Your task:
Write the entries below out again exactly; any picture in them stays out.

--- Data provided ---

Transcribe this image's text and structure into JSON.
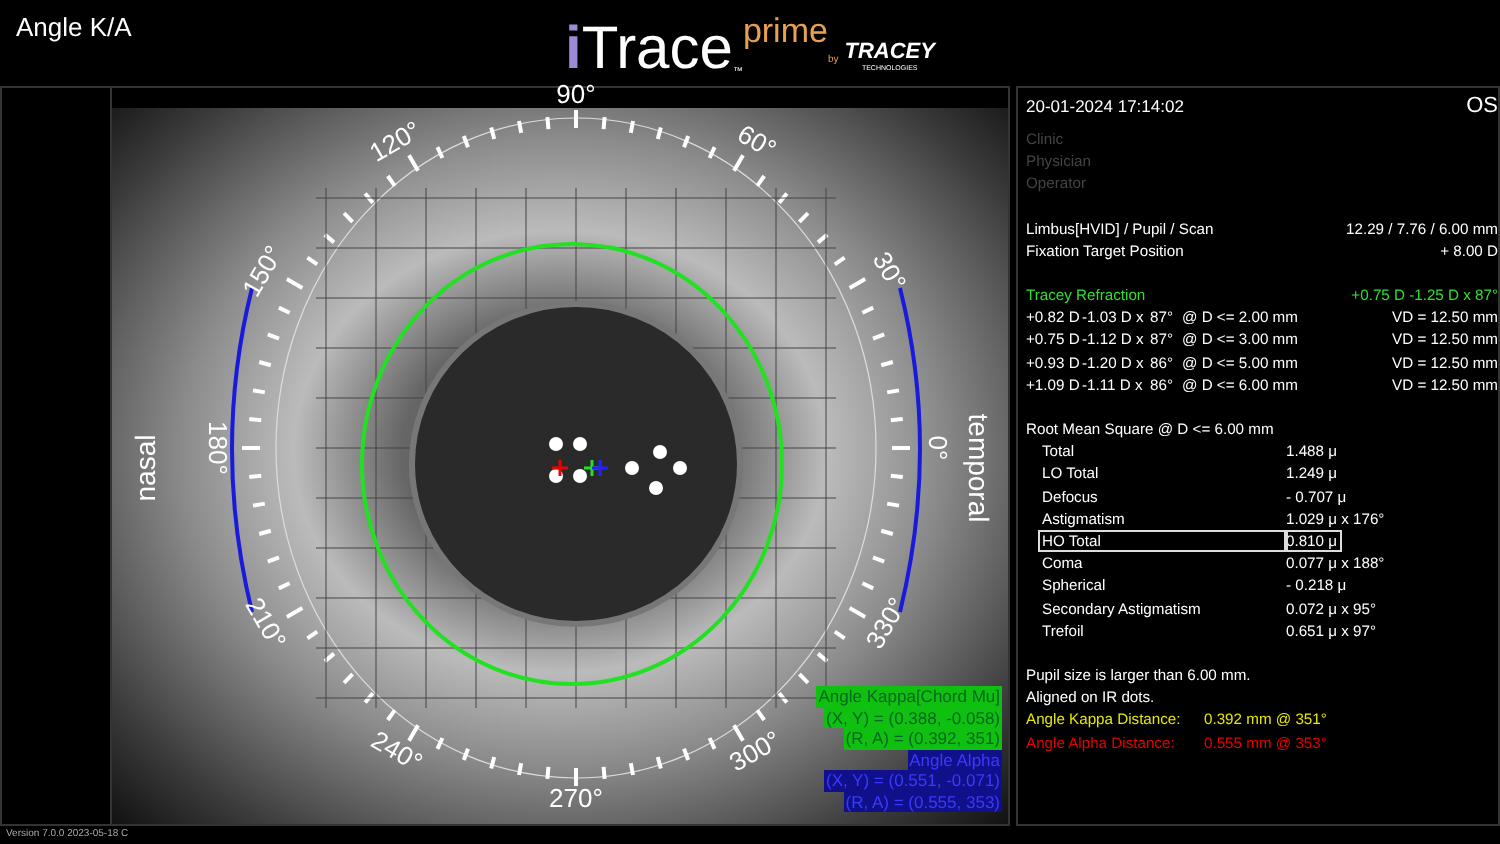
{
  "window": {
    "title": "Angle K/A"
  },
  "logo": {
    "mark": "i",
    "name": "Trace",
    "tm": "™",
    "suffix": "prime",
    "by": "by",
    "maker": "TRACEY",
    "maker_sub": "TECHNOLOGIES"
  },
  "exam_view": {
    "degree_labels": [
      "0°",
      "30°",
      "60°",
      "90°",
      "120°",
      "150°",
      "180°",
      "210°",
      "240°",
      "270°",
      "300°",
      "330°"
    ],
    "side_labels": [
      "nasal",
      "temporal"
    ],
    "kappa_box": {
      "lines": [
        "Angle Kappa[Chord Mu]",
        "(X, Y) = (0.388, -0.058)",
        "(R, A) = (0.392, 351)"
      ]
    },
    "alpha_box": {
      "lines": [
        "Angle Alpha",
        "(X, Y) = (0.551, -0.071)",
        "(R, A) = (0.555, 353)"
      ]
    }
  },
  "info": {
    "datetime": "20-01-2024  17:14:02",
    "eye": "OS",
    "patient_fields": [
      "Clinic",
      "Physician",
      "Operator"
    ],
    "measurements": [
      {
        "label": "Limbus[HVID] / Pupil / Scan",
        "value": "12.29 / 7.76 / 6.00 mm"
      },
      {
        "label": "Fixation Target Position",
        "value": "+ 8.00 D"
      }
    ],
    "refraction": {
      "title": "Tracey Refraction",
      "value": "+0.75 D -1.25 D x 87°",
      "rows": [
        {
          "sphere": "+0.82 D",
          "cyl": "-1.03 D x",
          "axis": "87°",
          "zone": "@ D <= 2.00 mm",
          "vd": "VD = 12.50 mm"
        },
        {
          "sphere": "+0.75 D",
          "cyl": "-1.12 D x",
          "axis": "87°",
          "zone": "@ D <= 3.00 mm",
          "vd": "VD = 12.50 mm"
        },
        {
          "sphere": "+0.93 D",
          "cyl": "-1.20 D x",
          "axis": "86°",
          "zone": "@ D <= 5.00 mm",
          "vd": "VD = 12.50 mm"
        },
        {
          "sphere": "+1.09 D",
          "cyl": "-1.11 D x",
          "axis": "86°",
          "zone": "@ D <= 6.00 mm",
          "vd": "VD = 12.50 mm"
        }
      ]
    },
    "rms": {
      "title": "Root Mean Square @ D <= 6.00 mm",
      "rows": [
        {
          "label": "Total",
          "value": "1.488 μ",
          "selected": false
        },
        {
          "label": "LO Total",
          "value": "1.249 μ",
          "selected": false
        },
        {
          "label": "Defocus",
          "value": "- 0.707 μ",
          "selected": false
        },
        {
          "label": "Astigmatism",
          "value": "1.029 μ x 176°",
          "selected": false
        },
        {
          "label": "HO Total",
          "value": "0.810 μ",
          "selected": true
        },
        {
          "label": "Coma",
          "value": "0.077 μ x 188°",
          "selected": false
        },
        {
          "label": "Spherical",
          "value": "- 0.218 μ",
          "selected": false
        },
        {
          "label": "Secondary Astigmatism",
          "value": "0.072 μ x  95°",
          "selected": false
        },
        {
          "label": "Trefoil",
          "value": "0.651 μ x  97°",
          "selected": false
        }
      ]
    },
    "notes": [
      "Pupil size is larger than 6.00 mm.",
      "Aligned on IR dots."
    ],
    "distances": [
      {
        "label": "Angle Kappa Distance:",
        "value": "0.392 mm @ 351°",
        "color": "#e6e600"
      },
      {
        "label": "Angle Alpha Distance:",
        "value": "0.555 mm @ 353°",
        "color": "#e60000"
      }
    ]
  },
  "version": "Version 7.0.0 2023-05-18 C"
}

---

Result:
Transcribe this image's text and structure into JSON.
{
  "window": {
    "title": "Angle K/A"
  },
  "logo": {
    "mark": "i",
    "name": "Trace",
    "tm": "™",
    "suffix": "prime",
    "by": "by",
    "maker": "TRACEY",
    "maker_sub": "TECHNOLOGIES"
  },
  "exam_view": {
    "degree_labels": [
      "0°",
      "30°",
      "60°",
      "90°",
      "120°",
      "150°",
      "180°",
      "210°",
      "240°",
      "270°",
      "300°",
      "330°"
    ],
    "side_labels": [
      "nasal",
      "temporal"
    ],
    "kappa_box": {
      "lines": [
        "Angle Kappa[Chord Mu]",
        "(X, Y) = (0.388, -0.058)",
        "(R, A) = (0.392, 351)"
      ]
    },
    "alpha_box": {
      "lines": [
        "Angle Alpha",
        "(X, Y) = (0.551, -0.071)",
        "(R, A) = (0.555, 353)"
      ]
    }
  },
  "info": {
    "datetime": "20-01-2024  17:14:02",
    "eye": "OS",
    "patient_fields": [
      "Clinic",
      "Physician",
      "Operator"
    ],
    "measurements": [
      {
        "label": "Limbus[HVID] / Pupil / Scan",
        "value": "12.29 / 7.76 / 6.00 mm"
      },
      {
        "label": "Fixation Target Position",
        "value": "+ 8.00 D"
      }
    ],
    "refraction": {
      "title": "Tracey Refraction",
      "value": "+0.75 D -1.25 D x 87°",
      "rows": [
        {
          "sphere": "+0.82 D",
          "cyl": "-1.03 D x",
          "axis": "87°",
          "zone": "@ D <= 2.00 mm",
          "vd": "VD = 12.50 mm"
        },
        {
          "sphere": "+0.75 D",
          "cyl": "-1.12 D x",
          "axis": "87°",
          "zone": "@ D <= 3.00 mm",
          "vd": "VD = 12.50 mm"
        },
        {
          "sphere": "+0.93 D",
          "cyl": "-1.20 D x",
          "axis": "86°",
          "zone": "@ D <= 5.00 mm",
          "vd": "VD = 12.50 mm"
        },
        {
          "sphere": "+1.09 D",
          "cyl": "-1.11 D x",
          "axis": "86°",
          "zone": "@ D <= 6.00 mm",
          "vd": "VD = 12.50 mm"
        }
      ]
    },
    "rms": {
      "title": "Root Mean Square @ D <= 6.00 mm",
      "rows": [
        {
          "label": "Total",
          "value": "1.488 μ",
          "selected": false
        },
        {
          "label": "LO Total",
          "value": "1.249 μ",
          "selected": false
        },
        {
          "label": "Defocus",
          "value": "- 0.707 μ",
          "selected": false
        },
        {
          "label": "Astigmatism",
          "value": "1.029 μ x 176°",
          "selected": false
        },
        {
          "label": "HO Total",
          "value": "0.810 μ",
          "selected": true
        },
        {
          "label": "Coma",
          "value": "0.077 μ x 188°",
          "selected": false
        },
        {
          "label": "Spherical",
          "value": "- 0.218 μ",
          "selected": false
        },
        {
          "label": "Secondary Astigmatism",
          "value": "0.072 μ x  95°",
          "selected": false
        },
        {
          "label": "Trefoil",
          "value": "0.651 μ x  97°",
          "selected": false
        }
      ]
    },
    "notes": [
      "Pupil size is larger than 6.00 mm.",
      "Aligned on IR dots."
    ],
    "distances": [
      {
        "label": "Angle Kappa Distance:",
        "value": "0.392 mm @ 351°",
        "color": "#e6e600"
      },
      {
        "label": "Angle Alpha Distance:",
        "value": "0.555 mm @ 353°",
        "color": "#e60000"
      }
    ]
  },
  "version": "Version 7.0.0 2023-05-18 C"
}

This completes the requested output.